• [Problem to work on] Gather all lines with "λαδιού" from the records.

• [Data records]
════════════════════

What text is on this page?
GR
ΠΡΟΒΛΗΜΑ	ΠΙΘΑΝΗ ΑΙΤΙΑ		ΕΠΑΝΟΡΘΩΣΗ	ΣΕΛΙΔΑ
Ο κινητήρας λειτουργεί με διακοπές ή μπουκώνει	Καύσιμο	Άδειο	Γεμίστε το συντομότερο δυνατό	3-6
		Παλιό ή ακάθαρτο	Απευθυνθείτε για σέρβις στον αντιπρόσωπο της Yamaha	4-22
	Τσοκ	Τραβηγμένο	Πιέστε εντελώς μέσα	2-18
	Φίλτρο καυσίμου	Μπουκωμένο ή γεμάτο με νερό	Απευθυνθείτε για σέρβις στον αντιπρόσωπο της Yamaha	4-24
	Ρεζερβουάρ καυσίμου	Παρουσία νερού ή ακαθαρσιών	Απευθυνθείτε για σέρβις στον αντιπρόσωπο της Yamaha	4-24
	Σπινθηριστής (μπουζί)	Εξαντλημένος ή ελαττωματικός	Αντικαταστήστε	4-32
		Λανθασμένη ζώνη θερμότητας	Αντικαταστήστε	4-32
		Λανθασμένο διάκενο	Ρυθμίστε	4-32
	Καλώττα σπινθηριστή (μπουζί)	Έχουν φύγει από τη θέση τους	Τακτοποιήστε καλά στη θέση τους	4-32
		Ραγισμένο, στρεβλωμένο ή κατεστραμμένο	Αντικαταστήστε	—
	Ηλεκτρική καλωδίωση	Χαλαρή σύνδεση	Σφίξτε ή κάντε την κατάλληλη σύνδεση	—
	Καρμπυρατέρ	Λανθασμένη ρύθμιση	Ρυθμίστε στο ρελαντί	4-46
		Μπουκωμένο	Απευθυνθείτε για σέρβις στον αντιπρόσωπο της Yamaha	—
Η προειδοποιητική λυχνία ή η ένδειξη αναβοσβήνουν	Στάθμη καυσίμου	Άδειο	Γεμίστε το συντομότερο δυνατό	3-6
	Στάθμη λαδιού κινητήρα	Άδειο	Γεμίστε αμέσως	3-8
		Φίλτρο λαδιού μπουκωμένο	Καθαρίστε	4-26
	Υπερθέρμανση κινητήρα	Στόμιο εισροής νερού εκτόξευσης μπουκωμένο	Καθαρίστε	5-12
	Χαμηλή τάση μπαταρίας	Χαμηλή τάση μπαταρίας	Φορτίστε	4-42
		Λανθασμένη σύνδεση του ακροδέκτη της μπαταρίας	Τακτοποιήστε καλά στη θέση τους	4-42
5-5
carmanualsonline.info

════════════════════

• [Result of the exercise]
	Στάθμη λαδιού κινητήρα	Άδειο	Γεμίστε αμέσως	3-8
		Φίλτρο λαδιού μπουκωμένο	Καθαρίστε	4-26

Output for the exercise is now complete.